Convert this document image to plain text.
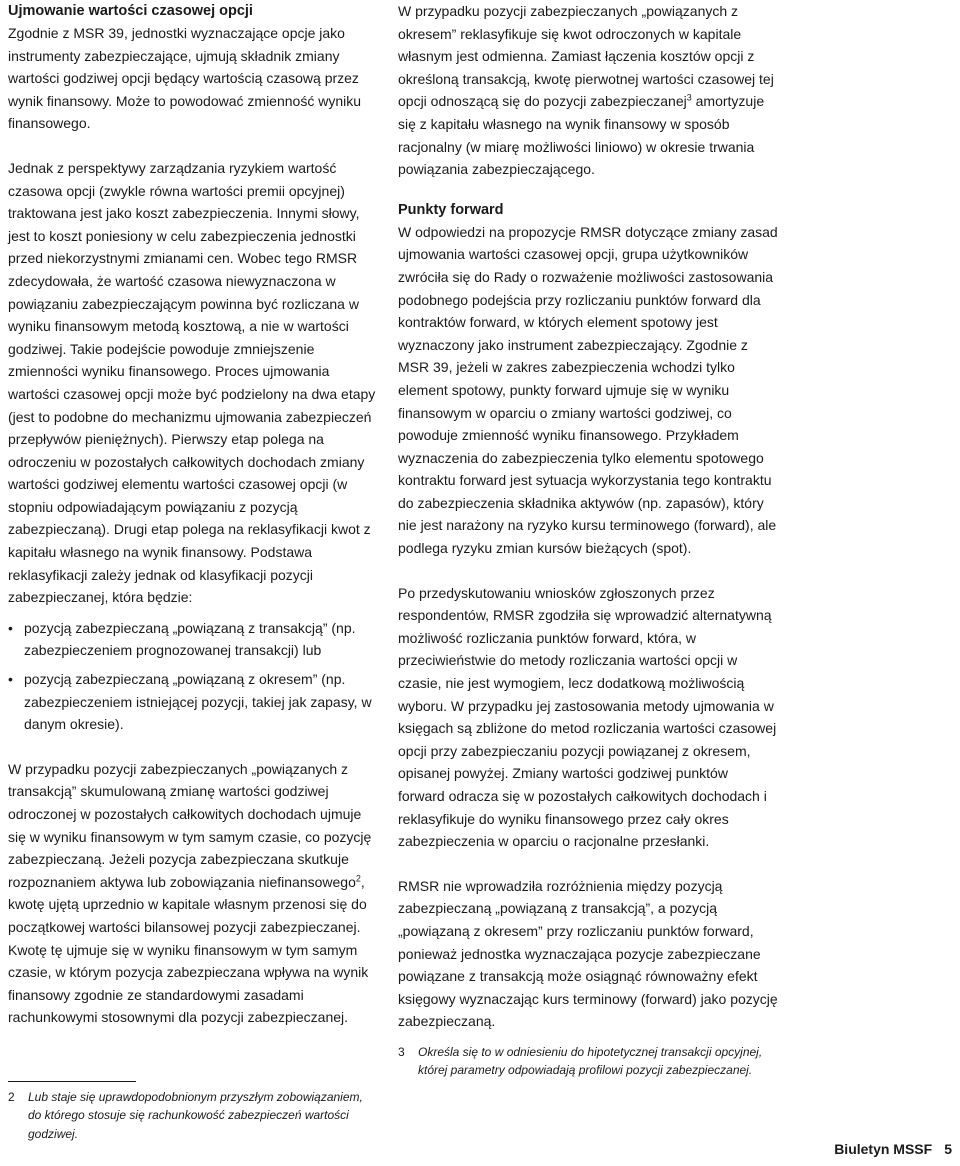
Ujmowanie wartości czasowej opcji

Zgodnie z MSR 39, jednostki wyznaczające opcje jako instrumenty zabezpieczające, ujmują składnik zmiany wartości godziwej opcji będący wartością czasową przez wynik finansowy. Może to powodować zmienność wyniku finansowego.

Jednak z perspektywy zarządzania ryzykiem wartość czasowa opcji (zwykle równa wartości premii opcyjnej) traktowana jest jako koszt zabezpieczenia. Innymi słowy, jest to koszt poniesiony w celu zabezpieczenia jednostki przed niekorzystnymi zmianami cen. Wobec tego RMSR zdecydowała, że wartość czasowa niewyznaczona w powiązaniu zabezpieczającym powinna być rozliczana w wyniku finansowym metodą kosztową, a nie w wartości godziwej. Takie podejście powoduje zmniejszenie zmienności wyniku finansowego. Proces ujmowania wartości czasowej opcji może być podzielony na dwa etapy (jest to podobne do mechanizmu ujmowania zabezpieczeń przepływów pieniężnych). Pierwszy etap polega na odroczeniu w pozostałych całkowitych dochodach zmiany wartości godziwej elementu wartości czasowej opcji (w stopniu odpowiadającym powiązaniu z pozycją zabezpieczaną). Drugi etap polega na reklasyfikacji kwot z kapitału własnego na wynik finansowy. Podstawa reklasyfikacji zależy jednak od klasyfikacji pozycji zabezpieczanej, która będzie:

• pozycją zabezpieczaną „powiązaną z transakcją” (np. zabezpieczeniem prognozowanej transakcji) lub
• pozycją zabezpieczaną „powiązaną z okresem” (np. zabezpieczeniem istniejącej pozycji, takiej jak zapasy, w danym okresie).

W przypadku pozycji zabezpieczanych „powiązanych z transakcją” skumulowaną zmianę wartości godziwej odroczonej w pozostałych całkowitych dochodach ujmuje się w wyniku finansowym w tym samym czasie, co pozycję zabezpieczaną. Jeżeli pozycja zabezpieczana skutkuje rozpoznaniem aktywa lub zobowiązania niefinansowego$^2$, kwotę ujętą uprzednio w kapitale własnym przenosi się do początkowej wartości bilansowej pozycji zabezpieczanej. Kwotę tę ujmuje się w wyniku finansowym w tym samym czasie, w którym pozycja zabezpieczana wpływa na wynik finansowy zgodnie ze standardowymi zasadami rachunkowymi stosownymi dla pozycji zabezpieczanej.

2 Lub staje się uprawdopodobnionym przyszłym zobowiązaniem, do którego stosuje się rachunkowość zabezpieczeń wartości godziwej.

W przypadku pozycji zabezpieczanych „powiązanych z okresem” reklasyfikuje się kwot odroczonych w kapitale własnym jest odmienna. Zamiast łączenia kosztów opcji z określoną transakcją, kwotę pierwotnej wartości czasowej tej opcji odnoszącą się do pozycji zabezpieczanej$^3$ amortyzuje się z kapitału własnego na wynik finansowy w sposób racjonalny (w miarę możliwości liniowo) w okresie trwania powiązania zabezpieczającego.

Punkty forward

W odpowiedzi na propozycje RMSR dotyczące zmiany zasad ujmowania wartości czasowej opcji, grupa użytkowników zwróciła się do Rady o rozważenie możliwości zastosowania podobnego podejścia przy rozliczaniu punktów forward dla kontraktów forward, w których element spotowy jest wyznaczony jako instrument zabezpieczający. Zgodnie z MSR 39, jeżeli w zakres zabezpieczenia wchodzi tylko element spotowy, punkty forward ujmuje się w wyniku finansowym w oparciu o zmiany wartości godziwej, co powoduje zmienność wyniku finansowego. Przykładem wyznaczenia do zabezpieczenia tylko elementu spotowego kontraktu forward jest sytuacja wykorzystania tego kontraktu do zabezpieczenia składnika aktywów (np. zapasów), który nie jest narażony na ryzyko kursu terminowego (forward), ale podlega ryzyku zmian kursów bieżących (spot).

Po przedyskutowaniu wniosków zgłoszonych przez respondentów, RMSR zgodziła się wprowadzić alternatywną możliwość rozliczania punktów forward, która, w przeciwieństwie do metody rozliczania wartości opcji w czasie, nie jest wymogiem, lecz dodatkową możliwością wyboru. W przypadku jej zastosowania metody ujmowania w księgach są zbliżone do metod rozliczania wartości czasowej opcji przy zabezpieczaniu pozycji powiązanej z okresem, opisanej powyżej. Zmiany wartości godziwej punktów forward odracza się w pozostałych całkowitych dochodach i reklasyfikuje do wyniku finansowego przez cały okres zabezpieczenia w oparciu o racjonalne przesłanki.

RMSR nie wprowadziła rozróżnienia między pozycją zabezpieczaną „powiązaną z transakcją”, a pozycją „powiązaną z okresem” przy rozliczaniu punktów forward, ponieważ jednostka wyznaczająca pozycje zabezpieczane powiązane z transakcją może osiągnąć równoważny efekt księgowy wyznaczając kurs terminowy (forward) jako pozycję zabezpieczaną.

3 Określa się to w odniesieniu do hipotetycznej transakcji opcyjnej, której parametry odpowiadają profilowi pozycji zabezpieczanej.
Biuletyn MSSF 5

########################################

[WHAT TO PRODUCE] Reproduce every record above exactly, omitting the pictures.

[REPLY]
Convert this document image to plain text.
Ujmowanie wartości czasowej opcji

Zgodnie z MSR 39, jednostki wyznaczające opcje jako instrumenty zabezpieczające, ujmują składnik zmiany wartości godziwej opcji będący wartością czasową przez wynik finansowy. Może to powodować zmienność wyniku finansowego.

Jednak z perspektywy zarządzania ryzykiem wartość czasowa opcji (zwykle równa wartości premii opcyjnej) traktowana jest jako koszt zabezpieczenia. Innymi słowy, jest to koszt poniesiony w celu zabezpieczenia jednostki przed niekorzystnymi zmianami cen. Wobec tego RMSR zdecydowała, że wartość czasowa niewyznaczona w powiązaniu zabezpieczającym powinna być rozliczana w wyniku finansowym metodą kosztową, a nie w wartości godziwej. Takie podejście powoduje zmniejszenie zmienności wyniku finansowego. Proces ujmowania wartości czasowej opcji może być podzielony na dwa etapy (jest to podobne do mechanizmu ujmowania zabezpieczeń przepływów pieniężnych). Pierwszy etap polega na odroczeniu w pozostałych całkowitych dochodach zmiany wartości godziwej elementu wartości czasowej opcji (w stopniu odpowiadającym powiązaniu z pozycją zabezpieczaną). Drugi etap polega na reklasyfikacji kwot z kapitału własnego na wynik finansowy. Podstawa reklasyfikacji zależy jednak od klasyfikacji pozycji zabezpieczanej, która będzie:

• pozycją zabezpieczaną „powiązaną z transakcją” (np. zabezpieczeniem prognozowanej transakcji) lub
• pozycją zabezpieczaną „powiązaną z okresem” (np. zabezpieczeniem istniejącej pozycji, takiej jak zapasy, w danym okresie).

W przypadku pozycji zabezpieczanych „powiązanych z transakcją” skumulowaną zmianę wartości godziwej odroczonej w pozostałych całkowitych dochodach ujmuje się w wyniku finansowym w tym samym czasie, co pozycję zabezpieczaną. Jeżeli pozycja zabezpieczana skutkuje rozpoznaniem aktywa lub zobowiązania niefinansowego$^2$, kwotę ujętą uprzednio w kapitale własnym przenosi się do początkowej wartości bilansowej pozycji zabezpieczanej. Kwotę tę ujmuje się w wyniku finansowym w tym samym czasie, w którym pozycja zabezpieczana wpływa na wynik finansowy zgodnie ze standardowymi zasadami rachunkowymi stosownymi dla pozycji zabezpieczanej.

2 Lub staje się uprawdopodobnionym przyszłym zobowiązaniem, do którego stosuje się rachunkowość zabezpieczeń wartości godziwej.

W przypadku pozycji zabezpieczanych „powiązanych z okresem” reklasyfikuje się kwot odroczonych w kapitale własnym jest odmienna. Zamiast łączenia kosztów opcji z określoną transakcją, kwotę pierwotnej wartości czasowej tej opcji odnoszącą się do pozycji zabezpieczanej$^3$ amortyzuje się z kapitału własnego na wynik finansowy w sposób racjonalny (w miarę możliwości liniowo) w okresie trwania powiązania zabezpieczającego.

Punkty forward

W odpowiedzi na propozycje RMSR dotyczące zmiany zasad ujmowania wartości czasowej opcji, grupa użytkowników zwróciła się do Rady o rozważenie możliwości zastosowania podobnego podejścia przy rozliczaniu punktów forward dla kontraktów forward, w których element spotowy jest wyznaczony jako instrument zabezpieczający. Zgodnie z MSR 39, jeżeli w zakres zabezpieczenia wchodzi tylko element spotowy, punkty forward ujmuje się w wyniku finansowym w oparciu o zmiany wartości godziwej, co powoduje zmienność wyniku finansowego. Przykładem wyznaczenia do zabezpieczenia tylko elementu spotowego kontraktu forward jest sytuacja wykorzystania tego kontraktu do zabezpieczenia składnika aktywów (np. zapasów), który nie jest narażony na ryzyko kursu terminowego (forward), ale podlega ryzyku zmian kursów bieżących (spot).

Po przedyskutowaniu wniosków zgłoszonych przez respondentów, RMSR zgodziła się wprowadzić alternatywną możliwość rozliczania punktów forward, która, w przeciwieństwie do metody rozliczania wartości opcji w czasie, nie jest wymogiem, lecz dodatkową możliwością wyboru. W przypadku jej zastosowania metody ujmowania w księgach są zbliżone do metod rozliczania wartości czasowej opcji przy zabezpieczaniu pozycji powiązanej z okresem, opisanej powyżej. Zmiany wartości godziwej punktów forward odracza się w pozostałych całkowitych dochodach i reklasyfikuje do wyniku finansowego przez cały okres zabezpieczenia w oparciu o racjonalne przesłanki.

RMSR nie wprowadziła rozróżnienia między pozycją zabezpieczaną „powiązaną z transakcją”, a pozycją „powiązaną z okresem” przy rozliczaniu punktów forward, ponieważ jednostka wyznaczająca pozycje zabezpieczane powiązane z transakcją może osiągnąć równoważny efekt księgowy wyznaczając kurs terminowy (forward) jako pozycję zabezpieczaną.

3 Określa się to w odniesieniu do hipotetycznej transakcji opcyjnej, której parametry odpowiadają profilowi pozycji zabezpieczanej.
Biuletyn MSSF 5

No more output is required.